BEGIN Material

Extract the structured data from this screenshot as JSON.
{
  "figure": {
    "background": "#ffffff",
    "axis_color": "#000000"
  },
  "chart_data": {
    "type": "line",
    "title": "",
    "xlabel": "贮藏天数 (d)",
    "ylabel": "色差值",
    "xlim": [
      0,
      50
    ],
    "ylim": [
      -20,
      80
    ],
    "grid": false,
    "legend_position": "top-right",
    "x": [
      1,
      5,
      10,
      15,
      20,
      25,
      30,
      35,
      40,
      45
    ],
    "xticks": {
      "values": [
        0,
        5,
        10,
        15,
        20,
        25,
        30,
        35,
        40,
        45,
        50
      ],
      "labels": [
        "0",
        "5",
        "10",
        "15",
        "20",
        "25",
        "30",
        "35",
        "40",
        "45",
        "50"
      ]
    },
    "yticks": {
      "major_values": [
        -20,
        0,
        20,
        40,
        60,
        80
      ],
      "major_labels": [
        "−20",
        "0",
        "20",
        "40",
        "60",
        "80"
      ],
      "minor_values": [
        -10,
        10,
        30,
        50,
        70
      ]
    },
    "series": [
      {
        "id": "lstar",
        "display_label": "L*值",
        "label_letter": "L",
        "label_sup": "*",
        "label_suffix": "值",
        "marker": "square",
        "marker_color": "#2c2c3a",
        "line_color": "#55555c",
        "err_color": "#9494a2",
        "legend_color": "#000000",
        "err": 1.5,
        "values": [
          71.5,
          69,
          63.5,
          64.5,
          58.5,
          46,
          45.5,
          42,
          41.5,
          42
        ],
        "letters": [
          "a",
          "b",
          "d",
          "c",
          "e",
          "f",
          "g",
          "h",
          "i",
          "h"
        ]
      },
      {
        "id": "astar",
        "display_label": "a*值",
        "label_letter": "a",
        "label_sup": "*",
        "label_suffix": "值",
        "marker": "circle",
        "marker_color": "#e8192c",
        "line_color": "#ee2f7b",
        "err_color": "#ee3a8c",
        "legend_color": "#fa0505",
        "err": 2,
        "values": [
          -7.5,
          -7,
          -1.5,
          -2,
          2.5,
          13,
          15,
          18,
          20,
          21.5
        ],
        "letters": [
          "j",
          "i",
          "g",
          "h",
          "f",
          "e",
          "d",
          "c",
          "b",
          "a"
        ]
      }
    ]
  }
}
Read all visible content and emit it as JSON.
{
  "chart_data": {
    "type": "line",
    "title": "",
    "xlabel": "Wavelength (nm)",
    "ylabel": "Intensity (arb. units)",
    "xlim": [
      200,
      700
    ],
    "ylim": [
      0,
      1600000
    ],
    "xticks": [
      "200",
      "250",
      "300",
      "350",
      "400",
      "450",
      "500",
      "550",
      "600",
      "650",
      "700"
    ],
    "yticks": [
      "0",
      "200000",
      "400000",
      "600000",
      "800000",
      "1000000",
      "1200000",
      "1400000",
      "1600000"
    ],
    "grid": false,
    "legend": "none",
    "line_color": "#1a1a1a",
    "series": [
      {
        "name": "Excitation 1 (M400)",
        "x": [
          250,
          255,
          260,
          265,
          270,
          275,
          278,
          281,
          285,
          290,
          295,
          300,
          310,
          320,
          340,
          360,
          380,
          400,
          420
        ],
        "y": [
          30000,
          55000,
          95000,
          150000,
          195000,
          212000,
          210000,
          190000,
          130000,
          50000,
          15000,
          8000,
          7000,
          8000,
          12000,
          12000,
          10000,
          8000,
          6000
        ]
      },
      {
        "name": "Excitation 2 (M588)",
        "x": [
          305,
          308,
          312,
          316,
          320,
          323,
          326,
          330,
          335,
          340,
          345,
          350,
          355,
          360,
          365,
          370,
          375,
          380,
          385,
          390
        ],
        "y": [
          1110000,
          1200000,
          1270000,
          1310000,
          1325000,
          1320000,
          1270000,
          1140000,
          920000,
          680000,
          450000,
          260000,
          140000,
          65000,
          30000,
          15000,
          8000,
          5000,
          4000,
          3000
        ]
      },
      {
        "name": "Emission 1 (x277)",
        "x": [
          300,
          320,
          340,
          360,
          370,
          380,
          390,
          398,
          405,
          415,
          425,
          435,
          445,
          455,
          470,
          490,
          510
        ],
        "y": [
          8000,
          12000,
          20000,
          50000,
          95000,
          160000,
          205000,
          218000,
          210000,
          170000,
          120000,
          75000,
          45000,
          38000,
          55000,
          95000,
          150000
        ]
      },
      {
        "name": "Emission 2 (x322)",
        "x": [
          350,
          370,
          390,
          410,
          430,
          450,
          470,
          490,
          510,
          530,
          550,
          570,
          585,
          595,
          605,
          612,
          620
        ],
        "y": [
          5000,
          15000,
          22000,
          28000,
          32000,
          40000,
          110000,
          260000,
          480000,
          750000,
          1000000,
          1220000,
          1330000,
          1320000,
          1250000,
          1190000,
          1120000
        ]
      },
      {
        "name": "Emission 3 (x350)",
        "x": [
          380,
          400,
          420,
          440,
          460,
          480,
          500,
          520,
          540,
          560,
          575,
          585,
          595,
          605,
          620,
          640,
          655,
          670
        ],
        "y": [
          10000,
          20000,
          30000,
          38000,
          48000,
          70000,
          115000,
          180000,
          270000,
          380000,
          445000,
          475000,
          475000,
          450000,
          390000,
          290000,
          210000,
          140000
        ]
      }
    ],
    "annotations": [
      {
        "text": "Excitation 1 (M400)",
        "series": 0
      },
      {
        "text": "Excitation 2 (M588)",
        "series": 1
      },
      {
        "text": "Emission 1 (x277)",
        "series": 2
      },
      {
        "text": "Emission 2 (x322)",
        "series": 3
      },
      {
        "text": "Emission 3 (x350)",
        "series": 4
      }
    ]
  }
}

END Material

Goal - Every entry should be printed again exactly as written.

Expected answer -
Extract the structured data from this screenshot as JSON.
{
  "figure": {
    "background": "#ffffff",
    "axis_color": "#000000"
  },
  "chart_data": {
    "type": "line",
    "title": "",
    "xlabel": "贮藏天数 (d)",
    "ylabel": "色差值",
    "xlim": [
      0,
      50
    ],
    "ylim": [
      -20,
      80
    ],
    "grid": false,
    "legend_position": "top-right",
    "x": [
      1,
      5,
      10,
      15,
      20,
      25,
      30,
      35,
      40,
      45
    ],
    "xticks": {
      "values": [
        0,
        5,
        10,
        15,
        20,
        25,
        30,
        35,
        40,
        45,
        50
      ],
      "labels": [
        "0",
        "5",
        "10",
        "15",
        "20",
        "25",
        "30",
        "35",
        "40",
        "45",
        "50"
      ]
    },
    "yticks": {
      "major_values": [
        -20,
        0,
        20,
        40,
        60,
        80
      ],
      "major_labels": [
        "−20",
        "0",
        "20",
        "40",
        "60",
        "80"
      ],
      "minor_values": [
        -10,
        10,
        30,
        50,
        70
      ]
    },
    "series": [
      {
        "id": "lstar",
        "display_label": "L*值",
        "label_letter": "L",
        "label_sup": "*",
        "label_suffix": "值",
        "marker": "square",
        "marker_color": "#2c2c3a",
        "line_color": "#55555c",
        "err_color": "#9494a2",
        "legend_color": "#000000",
        "err": 1.5,
        "values": [
          71.5,
          69,
          63.5,
          64.5,
          58.5,
          46,
          45.5,
          42,
          41.5,
          42
        ],
        "letters": [
          "a",
          "b",
          "d",
          "c",
          "e",
          "f",
          "g",
          "h",
          "i",
          "h"
        ]
      },
      {
        "id": "astar",
        "display_label": "a*值",
        "label_letter": "a",
        "label_sup": "*",
        "label_suffix": "值",
        "marker": "circle",
        "marker_color": "#e8192c",
        "line_color": "#ee2f7b",
        "err_color": "#ee3a8c",
        "legend_color": "#fa0505",
        "err": 2,
        "values": [
          -7.5,
          -7,
          -1.5,
          -2,
          2.5,
          13,
          15,
          18,
          20,
          21.5
        ],
        "letters": [
          "j",
          "i",
          "g",
          "h",
          "f",
          "e",
          "d",
          "c",
          "b",
          "a"
        ]
      }
    ]
  }
}
Read all visible content and emit it as JSON.
{
  "chart_data": {
    "type": "line",
    "title": "",
    "xlabel": "Wavelength (nm)",
    "ylabel": "Intensity (arb. units)",
    "xlim": [
      200,
      700
    ],
    "ylim": [
      0,
      1600000
    ],
    "xticks": [
      "200",
      "250",
      "300",
      "350",
      "400",
      "450",
      "500",
      "550",
      "600",
      "650",
      "700"
    ],
    "yticks": [
      "0",
      "200000",
      "400000",
      "600000",
      "800000",
      "1000000",
      "1200000",
      "1400000",
      "1600000"
    ],
    "grid": false,
    "legend": "none",
    "line_color": "#1a1a1a",
    "series": [
      {
        "name": "Excitation 1 (M400)",
        "x": [
          250,
          255,
          260,
          265,
          270,
          275,
          278,
          281,
          285,
          290,
          295,
          300,
          310,
          320,
          340,
          360,
          380,
          400,
          420
        ],
        "y": [
          30000,
          55000,
          95000,
          150000,
          195000,
          212000,
          210000,
          190000,
          130000,
          50000,
          15000,
          8000,
          7000,
          8000,
          12000,
          12000,
          10000,
          8000,
          6000
        ]
      },
      {
        "name": "Excitation 2 (M588)",
        "x": [
          305,
          308,
          312,
          316,
          320,
          323,
          326,
          330,
          335,
          340,
          345,
          350,
          355,
          360,
          365,
          370,
          375,
          380,
          385,
          390
        ],
        "y": [
          1110000,
          1200000,
          1270000,
          1310000,
          1325000,
          1320000,
          1270000,
          1140000,
          920000,
          680000,
          450000,
          260000,
          140000,
          65000,
          30000,
          15000,
          8000,
          5000,
          4000,
          3000
        ]
      },
      {
        "name": "Emission 1 (x277)",
        "x": [
          300,
          320,
          340,
          360,
          370,
          380,
          390,
          398,
          405,
          415,
          425,
          435,
          445,
          455,
          470,
          490,
          510
        ],
        "y": [
          8000,
          12000,
          20000,
          50000,
          95000,
          160000,
          205000,
          218000,
          210000,
          170000,
          120000,
          75000,
          45000,
          38000,
          55000,
          95000,
          150000
        ]
      },
      {
        "name": "Emission 2 (x322)",
        "x": [
          350,
          370,
          390,
          410,
          430,
          450,
          470,
          490,
          510,
          530,
          550,
          570,
          585,
          595,
          605,
          612,
          620
        ],
        "y": [
          5000,
          15000,
          22000,
          28000,
          32000,
          40000,
          110000,
          260000,
          480000,
          750000,
          1000000,
          1220000,
          1330000,
          1320000,
          1250000,
          1190000,
          1120000
        ]
      },
      {
        "name": "Emission 3 (x350)",
        "x": [
          380,
          400,
          420,
          440,
          460,
          480,
          500,
          520,
          540,
          560,
          575,
          585,
          595,
          605,
          620,
          640,
          655,
          670
        ],
        "y": [
          10000,
          20000,
          30000,
          38000,
          48000,
          70000,
          115000,
          180000,
          270000,
          380000,
          445000,
          475000,
          475000,
          450000,
          390000,
          290000,
          210000,
          140000
        ]
      }
    ],
    "annotations": [
      {
        "text": "Excitation 1 (M400)",
        "series": 0
      },
      {
        "text": "Excitation 2 (M588)",
        "series": 1
      },
      {
        "text": "Emission 1 (x277)",
        "series": 2
      },
      {
        "text": "Emission 2 (x322)",
        "series": 3
      },
      {
        "text": "Emission 3 (x350)",
        "series": 4
      }
    ]
  }
}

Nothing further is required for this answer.